## Extracted material
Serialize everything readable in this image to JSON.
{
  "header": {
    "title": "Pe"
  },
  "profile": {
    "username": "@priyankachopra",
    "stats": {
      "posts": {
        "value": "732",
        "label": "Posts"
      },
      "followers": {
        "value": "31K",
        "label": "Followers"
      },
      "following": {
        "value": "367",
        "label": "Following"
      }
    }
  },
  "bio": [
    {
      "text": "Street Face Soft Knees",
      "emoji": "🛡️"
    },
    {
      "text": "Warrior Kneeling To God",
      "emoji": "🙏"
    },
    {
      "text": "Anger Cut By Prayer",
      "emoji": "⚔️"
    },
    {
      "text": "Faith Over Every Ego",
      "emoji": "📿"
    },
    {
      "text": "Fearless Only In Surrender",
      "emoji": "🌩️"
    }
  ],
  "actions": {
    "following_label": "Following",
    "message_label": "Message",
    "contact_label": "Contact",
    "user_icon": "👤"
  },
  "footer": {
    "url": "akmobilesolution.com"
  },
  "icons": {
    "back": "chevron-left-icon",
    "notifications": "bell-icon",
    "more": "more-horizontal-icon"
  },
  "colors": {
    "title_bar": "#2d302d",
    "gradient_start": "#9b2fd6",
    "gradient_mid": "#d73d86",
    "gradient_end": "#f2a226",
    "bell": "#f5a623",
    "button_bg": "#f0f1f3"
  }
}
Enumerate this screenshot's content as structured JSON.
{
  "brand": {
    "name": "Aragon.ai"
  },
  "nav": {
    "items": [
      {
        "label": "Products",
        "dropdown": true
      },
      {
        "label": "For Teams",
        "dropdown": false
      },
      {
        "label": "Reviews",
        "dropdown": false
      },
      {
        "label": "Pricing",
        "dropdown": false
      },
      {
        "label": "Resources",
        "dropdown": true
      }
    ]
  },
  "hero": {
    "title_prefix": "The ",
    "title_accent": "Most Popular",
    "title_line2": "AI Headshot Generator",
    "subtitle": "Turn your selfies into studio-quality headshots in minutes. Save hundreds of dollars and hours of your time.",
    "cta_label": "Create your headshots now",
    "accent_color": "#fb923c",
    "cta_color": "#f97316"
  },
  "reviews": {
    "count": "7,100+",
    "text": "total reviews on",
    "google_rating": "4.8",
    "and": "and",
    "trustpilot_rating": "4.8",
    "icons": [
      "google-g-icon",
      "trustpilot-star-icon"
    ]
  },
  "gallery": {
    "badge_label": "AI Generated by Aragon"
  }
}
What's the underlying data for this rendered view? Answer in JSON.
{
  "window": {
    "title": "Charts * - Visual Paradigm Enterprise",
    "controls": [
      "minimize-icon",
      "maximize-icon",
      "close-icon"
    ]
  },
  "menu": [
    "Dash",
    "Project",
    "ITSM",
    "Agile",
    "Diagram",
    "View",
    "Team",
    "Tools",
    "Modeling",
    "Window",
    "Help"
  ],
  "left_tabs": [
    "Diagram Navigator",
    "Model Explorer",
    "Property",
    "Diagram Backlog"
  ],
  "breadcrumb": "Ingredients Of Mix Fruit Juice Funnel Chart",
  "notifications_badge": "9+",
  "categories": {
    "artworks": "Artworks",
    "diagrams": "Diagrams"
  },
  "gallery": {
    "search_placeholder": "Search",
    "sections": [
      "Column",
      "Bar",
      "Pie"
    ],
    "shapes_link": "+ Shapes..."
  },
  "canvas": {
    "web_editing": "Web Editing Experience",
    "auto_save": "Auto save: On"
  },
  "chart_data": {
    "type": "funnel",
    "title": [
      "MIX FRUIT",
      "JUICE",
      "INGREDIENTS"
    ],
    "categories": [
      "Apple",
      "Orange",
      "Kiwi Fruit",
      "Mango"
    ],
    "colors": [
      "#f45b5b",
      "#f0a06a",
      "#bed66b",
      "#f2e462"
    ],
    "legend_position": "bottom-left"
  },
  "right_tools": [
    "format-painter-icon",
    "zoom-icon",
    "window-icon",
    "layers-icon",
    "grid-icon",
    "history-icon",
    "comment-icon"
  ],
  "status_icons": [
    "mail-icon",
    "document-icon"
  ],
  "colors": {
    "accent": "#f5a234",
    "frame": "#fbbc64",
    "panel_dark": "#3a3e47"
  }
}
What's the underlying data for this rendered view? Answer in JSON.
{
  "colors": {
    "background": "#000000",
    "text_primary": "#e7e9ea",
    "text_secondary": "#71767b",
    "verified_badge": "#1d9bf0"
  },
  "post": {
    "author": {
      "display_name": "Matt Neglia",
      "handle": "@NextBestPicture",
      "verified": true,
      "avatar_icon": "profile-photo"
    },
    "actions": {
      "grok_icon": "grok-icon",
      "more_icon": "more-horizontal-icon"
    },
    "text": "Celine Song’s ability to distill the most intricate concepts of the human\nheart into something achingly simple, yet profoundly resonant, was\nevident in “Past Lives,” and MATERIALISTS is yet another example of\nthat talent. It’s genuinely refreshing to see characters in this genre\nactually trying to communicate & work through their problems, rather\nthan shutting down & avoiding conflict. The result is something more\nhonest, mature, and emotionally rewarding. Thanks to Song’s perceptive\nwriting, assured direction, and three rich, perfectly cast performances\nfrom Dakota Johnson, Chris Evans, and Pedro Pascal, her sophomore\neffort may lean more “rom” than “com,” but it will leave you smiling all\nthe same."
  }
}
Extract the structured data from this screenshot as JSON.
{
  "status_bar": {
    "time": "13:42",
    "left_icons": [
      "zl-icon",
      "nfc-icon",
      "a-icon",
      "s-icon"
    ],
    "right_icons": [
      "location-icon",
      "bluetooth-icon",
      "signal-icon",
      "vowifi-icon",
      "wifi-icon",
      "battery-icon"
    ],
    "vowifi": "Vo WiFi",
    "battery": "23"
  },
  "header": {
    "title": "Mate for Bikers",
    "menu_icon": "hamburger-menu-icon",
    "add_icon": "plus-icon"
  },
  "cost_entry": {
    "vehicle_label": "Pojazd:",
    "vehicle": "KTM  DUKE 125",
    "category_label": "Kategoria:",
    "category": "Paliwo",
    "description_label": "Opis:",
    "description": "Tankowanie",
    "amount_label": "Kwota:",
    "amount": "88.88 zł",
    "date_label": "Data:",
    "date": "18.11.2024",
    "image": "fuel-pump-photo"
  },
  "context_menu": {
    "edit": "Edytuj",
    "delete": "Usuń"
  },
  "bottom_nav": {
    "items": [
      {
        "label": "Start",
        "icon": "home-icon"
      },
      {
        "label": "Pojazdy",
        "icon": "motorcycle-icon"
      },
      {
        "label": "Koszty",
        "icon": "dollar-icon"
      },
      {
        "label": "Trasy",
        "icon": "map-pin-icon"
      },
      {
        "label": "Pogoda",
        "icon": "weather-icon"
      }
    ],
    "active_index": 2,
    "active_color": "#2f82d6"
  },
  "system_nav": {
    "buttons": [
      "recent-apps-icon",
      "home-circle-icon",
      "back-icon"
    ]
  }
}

## Do this
Pick out the lines containing the word "photo" and show them.

## Result
      "avatar_icon": "profile-photo"
    "image": "fuel-pump-photo"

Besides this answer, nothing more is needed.